> _AIM OF THE TASK_
Select all lines holding the word "Görüntüle" from the entries that follow.

(Saved data entries)
=-=-=-=-=

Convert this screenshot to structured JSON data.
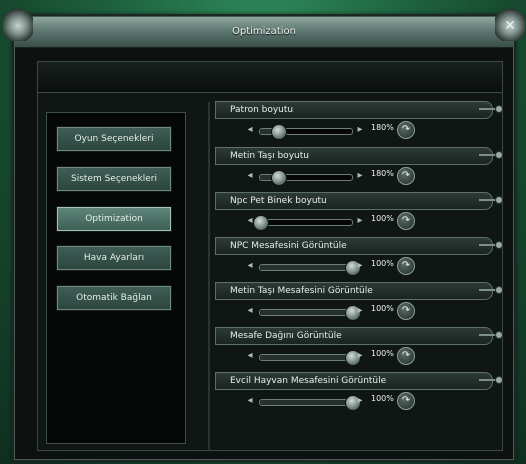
{
  "window": {
    "title": "Optimization"
  },
  "menu": [
    {
      "label": "Oyun Seçenekleri",
      "active": false
    },
    {
      "label": "Sistem Seçenekleri",
      "active": false
    },
    {
      "label": "Optimization",
      "active": true
    },
    {
      "label": "Hava Ayarları",
      "active": false
    },
    {
      "label": "Otomatik Bağlan",
      "active": false
    }
  ],
  "options": [
    {
      "label": "Patron boyutu",
      "value_text": "180%",
      "level": 0.2
    },
    {
      "label": "Metin Taşı boyutu",
      "value_text": "180%",
      "level": 0.2
    },
    {
      "label": "Npc Pet Binek boyutu",
      "value_text": "100%",
      "level": 0.0
    },
    {
      "label": "NPC Mesafesini Görüntüle",
      "value_text": "100%",
      "level": 1.0
    },
    {
      "label": "Metin Taşı Mesafesini Görüntüle",
      "value_text": "100%",
      "level": 1.0
    },
    {
      "label": "Mesafe Dağını Görüntüle",
      "value_text": "100%",
      "level": 1.0
    },
    {
      "label": "Evcil Hayvan Mesafesini Görüntüle",
      "value_text": "100%",
      "level": 1.0
    }
  ]
}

=-=-=-=-=

> _RESULT OF THIS EXERCISE_
      "label": "NPC Mesafesini Görüntüle",
      "label": "Metin Taşı Mesafesini Görüntüle",
      "label": "Mesafe Dağını Görüntüle",
      "label": "Evcil Hayvan Mesafesini Görüntüle",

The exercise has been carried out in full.